- _Stated problem_: Repeat every line below exactly, word for word.

[Records]
--- start ---
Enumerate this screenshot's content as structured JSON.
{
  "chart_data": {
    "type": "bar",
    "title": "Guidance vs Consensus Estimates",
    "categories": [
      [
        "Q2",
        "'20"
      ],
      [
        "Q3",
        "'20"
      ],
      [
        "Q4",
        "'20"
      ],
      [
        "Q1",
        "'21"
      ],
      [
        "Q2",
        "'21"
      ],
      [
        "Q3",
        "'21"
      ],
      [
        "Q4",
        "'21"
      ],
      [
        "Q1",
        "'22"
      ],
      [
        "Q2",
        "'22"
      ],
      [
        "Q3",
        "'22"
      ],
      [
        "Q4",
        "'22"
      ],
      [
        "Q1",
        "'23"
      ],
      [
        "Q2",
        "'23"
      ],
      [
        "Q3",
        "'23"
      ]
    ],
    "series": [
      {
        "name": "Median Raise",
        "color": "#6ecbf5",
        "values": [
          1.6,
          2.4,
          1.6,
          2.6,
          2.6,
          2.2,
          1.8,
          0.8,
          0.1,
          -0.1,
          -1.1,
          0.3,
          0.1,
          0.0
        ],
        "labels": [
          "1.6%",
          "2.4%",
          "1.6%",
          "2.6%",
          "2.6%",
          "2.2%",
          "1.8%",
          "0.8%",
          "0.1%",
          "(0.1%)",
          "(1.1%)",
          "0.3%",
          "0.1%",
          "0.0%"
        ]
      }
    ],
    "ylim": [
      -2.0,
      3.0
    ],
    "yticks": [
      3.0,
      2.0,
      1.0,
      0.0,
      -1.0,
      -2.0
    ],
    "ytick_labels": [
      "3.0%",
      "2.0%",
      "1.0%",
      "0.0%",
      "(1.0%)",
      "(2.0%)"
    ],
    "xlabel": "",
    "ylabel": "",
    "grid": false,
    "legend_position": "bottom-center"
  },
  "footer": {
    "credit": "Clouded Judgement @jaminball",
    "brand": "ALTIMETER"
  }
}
--- end ---
- _Worked answer_:
Enumerate this screenshot's content as structured JSON.
{
  "chart_data": {
    "type": "bar",
    "title": "Guidance vs Consensus Estimates",
    "categories": [
      [
        "Q2",
        "'20"
      ],
      [
        "Q3",
        "'20"
      ],
      [
        "Q4",
        "'20"
      ],
      [
        "Q1",
        "'21"
      ],
      [
        "Q2",
        "'21"
      ],
      [
        "Q3",
        "'21"
      ],
      [
        "Q4",
        "'21"
      ],
      [
        "Q1",
        "'22"
      ],
      [
        "Q2",
        "'22"
      ],
      [
        "Q3",
        "'22"
      ],
      [
        "Q4",
        "'22"
      ],
      [
        "Q1",
        "'23"
      ],
      [
        "Q2",
        "'23"
      ],
      [
        "Q3",
        "'23"
      ]
    ],
    "series": [
      {
        "name": "Median Raise",
        "color": "#6ecbf5",
        "values": [
          1.6,
          2.4,
          1.6,
          2.6,
          2.6,
          2.2,
          1.8,
          0.8,
          0.1,
          -0.1,
          -1.1,
          0.3,
          0.1,
          0.0
        ],
        "labels": [
          "1.6%",
          "2.4%",
          "1.6%",
          "2.6%",
          "2.6%",
          "2.2%",
          "1.8%",
          "0.8%",
          "0.1%",
          "(0.1%)",
          "(1.1%)",
          "0.3%",
          "0.1%",
          "0.0%"
        ]
      }
    ],
    "ylim": [
      -2.0,
      3.0
    ],
    "yticks": [
      3.0,
      2.0,
      1.0,
      0.0,
      -1.0,
      -2.0
    ],
    "ytick_labels": [
      "3.0%",
      "2.0%",
      "1.0%",
      "0.0%",
      "(1.0%)",
      "(2.0%)"
    ],
    "xlabel": "",
    "ylabel": "",
    "grid": false,
    "legend_position": "bottom-center"
  },
  "footer": {
    "credit": "Clouded Judgement @jaminball",
    "brand": "ALTIMETER"
  }
}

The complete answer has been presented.